■ Stored entries ■
....

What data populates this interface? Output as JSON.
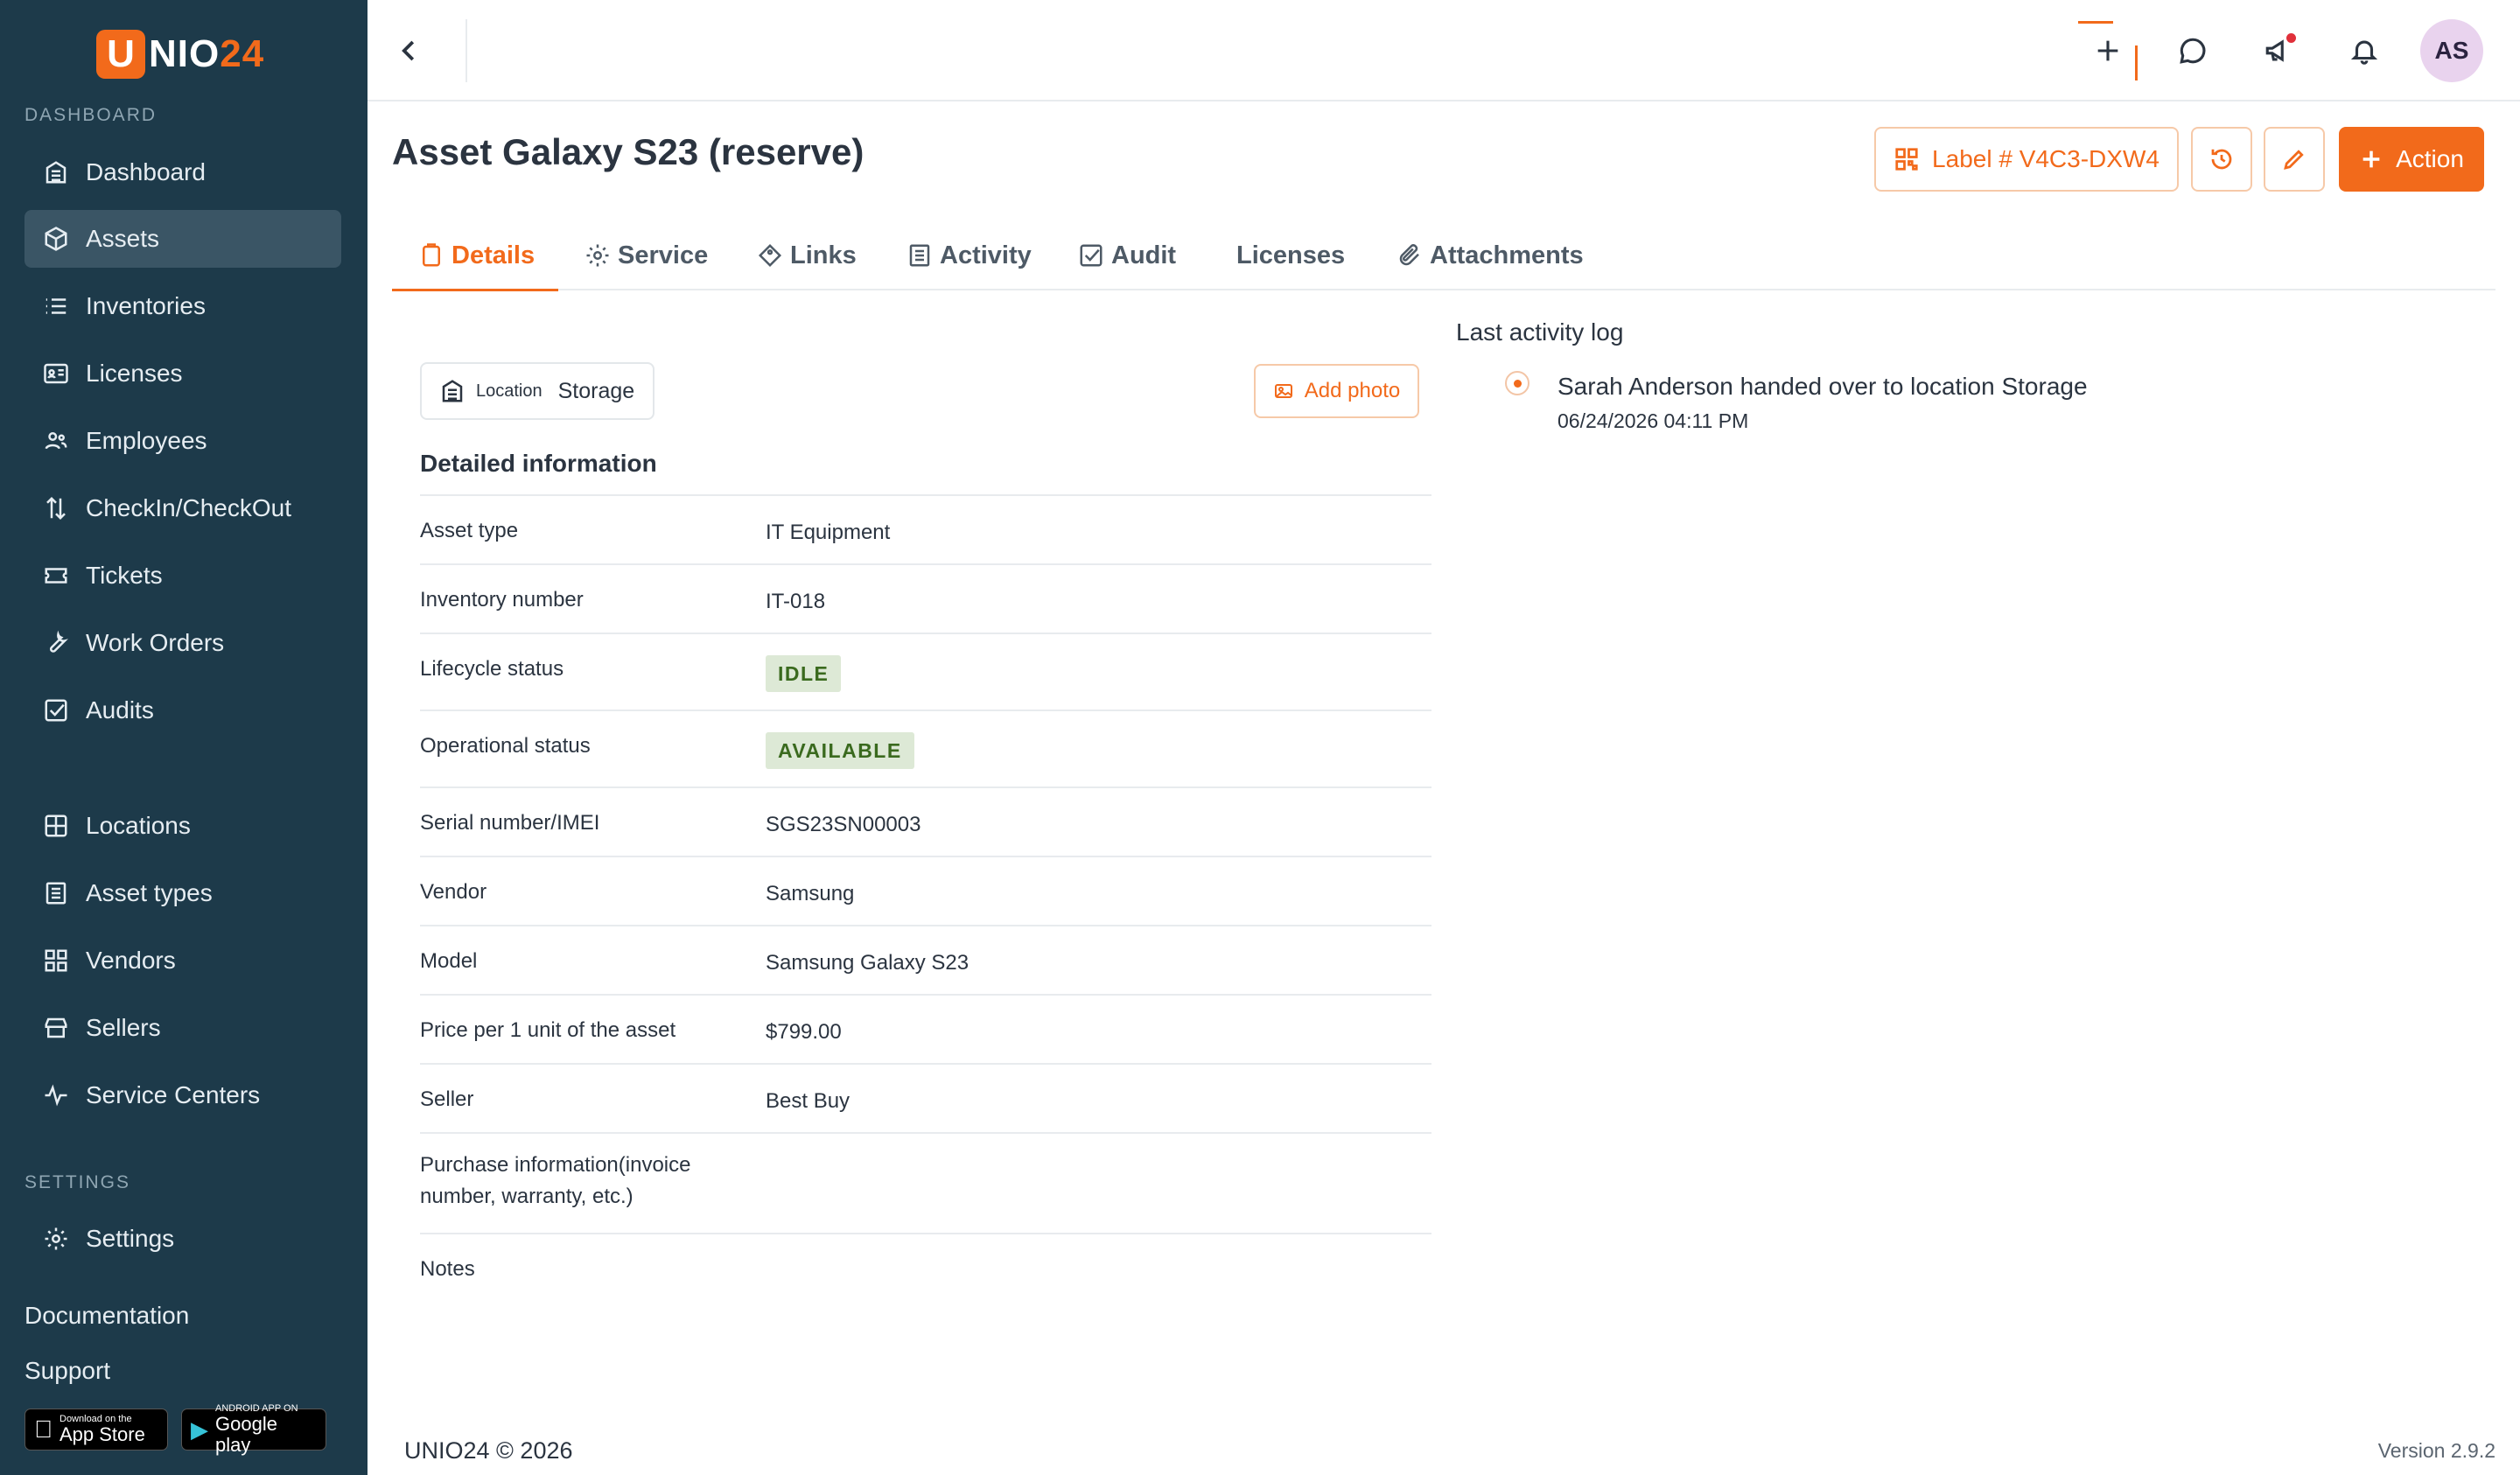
{
  "brand": {
    "logo_letter": "U",
    "logo_main": "NIO",
    "logo_accent": "24",
    "accent_color": "#f26a1b",
    "sidebar_color": "#1d3a4a"
  },
  "sidebar": {
    "dashboard_section": "DASHBOARD",
    "items": [
      {
        "label": "Dashboard",
        "icon": "building-icon"
      },
      {
        "label": "Assets",
        "icon": "box-icon",
        "active": true
      },
      {
        "label": "Inventories",
        "icon": "list-icon"
      },
      {
        "label": "Licenses",
        "icon": "id-card-icon"
      },
      {
        "label": "Employees",
        "icon": "users-icon"
      },
      {
        "label": "CheckIn/CheckOut",
        "icon": "arrows-updown-icon"
      },
      {
        "label": "Tickets",
        "icon": "ticket-icon"
      },
      {
        "label": "Work Orders",
        "icon": "wrench-icon"
      },
      {
        "label": "Audits",
        "icon": "checkbox-icon"
      }
    ],
    "items2": [
      {
        "label": "Locations",
        "icon": "grid-icon"
      },
      {
        "label": "Asset types",
        "icon": "document-icon"
      },
      {
        "label": "Vendors",
        "icon": "apps-icon"
      },
      {
        "label": "Sellers",
        "icon": "store-icon"
      },
      {
        "label": "Service Centers",
        "icon": "pulse-icon"
      }
    ],
    "settings_section": "SETTINGS",
    "settings_item": {
      "label": "Settings",
      "icon": "gear-icon"
    },
    "documentation": "Documentation",
    "support": "Support",
    "app_store": {
      "small": "Download on the",
      "big": "App Store"
    },
    "google_play": {
      "small": "ANDROID APP ON",
      "big": "Google play"
    }
  },
  "header": {
    "title": "Asset Galaxy S23 (reserve)",
    "label_button": "Label # V4C3-DXW4",
    "action_button": "Action",
    "avatar_initials": "AS"
  },
  "tabs": [
    {
      "label": "Details",
      "icon": "clipboard-icon",
      "active": true
    },
    {
      "label": "Service",
      "icon": "gear-icon"
    },
    {
      "label": "Links",
      "icon": "diamond-icon"
    },
    {
      "label": "Activity",
      "icon": "document-icon"
    },
    {
      "label": "Audit",
      "icon": "checkbox-icon"
    },
    {
      "label": "Licenses",
      "icon": ""
    },
    {
      "label": "Attachments",
      "icon": "paperclip-icon"
    }
  ],
  "details": {
    "location_label": "Location",
    "location_value": "Storage",
    "add_photo": "Add photo",
    "section_title": "Detailed information",
    "rows": [
      {
        "label": "Asset type",
        "value": "IT Equipment"
      },
      {
        "label": "Inventory number",
        "value": "IT-018"
      },
      {
        "label": "Lifecycle status",
        "badge": "IDLE"
      },
      {
        "label": "Operational status",
        "badge": "AVAILABLE"
      },
      {
        "label": "Serial number/IMEI",
        "value": "SGS23SN00003"
      },
      {
        "label": "Vendor",
        "value": "Samsung"
      },
      {
        "label": "Model",
        "value": "Samsung Galaxy S23"
      },
      {
        "label": "Price per 1 unit of the asset",
        "value": "$799.00"
      },
      {
        "label": "Seller",
        "value": "Best Buy"
      },
      {
        "label": "Purchase information(invoice number, warranty, etc.)",
        "value": ""
      },
      {
        "label": "Notes",
        "value": ""
      }
    ]
  },
  "activity_log": {
    "title": "Last activity log",
    "entries": [
      {
        "text": "Sarah Anderson handed over to location Storage",
        "time": "06/24/2026 04:11 PM"
      }
    ]
  },
  "footer": {
    "copyright": "UNIO24 © 2026",
    "version": "Version 2.9.2"
  }
}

....

The material above holds pictures; copy everything else in it exactly.

■ The result ■
What data populates this interface? Output as JSON.
{
  "brand": {
    "logo_letter": "U",
    "logo_main": "NIO",
    "logo_accent": "24",
    "accent_color": "#f26a1b",
    "sidebar_color": "#1d3a4a"
  },
  "sidebar": {
    "dashboard_section": "DASHBOARD",
    "items": [
      {
        "label": "Dashboard",
        "icon": "building-icon"
      },
      {
        "label": "Assets",
        "icon": "box-icon",
        "active": true
      },
      {
        "label": "Inventories",
        "icon": "list-icon"
      },
      {
        "label": "Licenses",
        "icon": "id-card-icon"
      },
      {
        "label": "Employees",
        "icon": "users-icon"
      },
      {
        "label": "CheckIn/CheckOut",
        "icon": "arrows-updown-icon"
      },
      {
        "label": "Tickets",
        "icon": "ticket-icon"
      },
      {
        "label": "Work Orders",
        "icon": "wrench-icon"
      },
      {
        "label": "Audits",
        "icon": "checkbox-icon"
      }
    ],
    "items2": [
      {
        "label": "Locations",
        "icon": "grid-icon"
      },
      {
        "label": "Asset types",
        "icon": "document-icon"
      },
      {
        "label": "Vendors",
        "icon": "apps-icon"
      },
      {
        "label": "Sellers",
        "icon": "store-icon"
      },
      {
        "label": "Service Centers",
        "icon": "pulse-icon"
      }
    ],
    "settings_section": "SETTINGS",
    "settings_item": {
      "label": "Settings",
      "icon": "gear-icon"
    },
    "documentation": "Documentation",
    "support": "Support",
    "app_store": {
      "small": "Download on the",
      "big": "App Store"
    },
    "google_play": {
      "small": "ANDROID APP ON",
      "big": "Google play"
    }
  },
  "header": {
    "title": "Asset Galaxy S23 (reserve)",
    "label_button": "Label # V4C3-DXW4",
    "action_button": "Action",
    "avatar_initials": "AS"
  },
  "tabs": [
    {
      "label": "Details",
      "icon": "clipboard-icon",
      "active": true
    },
    {
      "label": "Service",
      "icon": "gear-icon"
    },
    {
      "label": "Links",
      "icon": "diamond-icon"
    },
    {
      "label": "Activity",
      "icon": "document-icon"
    },
    {
      "label": "Audit",
      "icon": "checkbox-icon"
    },
    {
      "label": "Licenses",
      "icon": ""
    },
    {
      "label": "Attachments",
      "icon": "paperclip-icon"
    }
  ],
  "details": {
    "location_label": "Location",
    "location_value": "Storage",
    "add_photo": "Add photo",
    "section_title": "Detailed information",
    "rows": [
      {
        "label": "Asset type",
        "value": "IT Equipment"
      },
      {
        "label": "Inventory number",
        "value": "IT-018"
      },
      {
        "label": "Lifecycle status",
        "badge": "IDLE"
      },
      {
        "label": "Operational status",
        "badge": "AVAILABLE"
      },
      {
        "label": "Serial number/IMEI",
        "value": "SGS23SN00003"
      },
      {
        "label": "Vendor",
        "value": "Samsung"
      },
      {
        "label": "Model",
        "value": "Samsung Galaxy S23"
      },
      {
        "label": "Price per 1 unit of the asset",
        "value": "$799.00"
      },
      {
        "label": "Seller",
        "value": "Best Buy"
      },
      {
        "label": "Purchase information(invoice number, warranty, etc.)",
        "value": ""
      },
      {
        "label": "Notes",
        "value": ""
      }
    ]
  },
  "activity_log": {
    "title": "Last activity log",
    "entries": [
      {
        "text": "Sarah Anderson handed over to location Storage",
        "time": "06/24/2026 04:11 PM"
      }
    ]
  },
  "footer": {
    "copyright": "UNIO24 © 2026",
    "version": "Version 2.9.2"
  }
}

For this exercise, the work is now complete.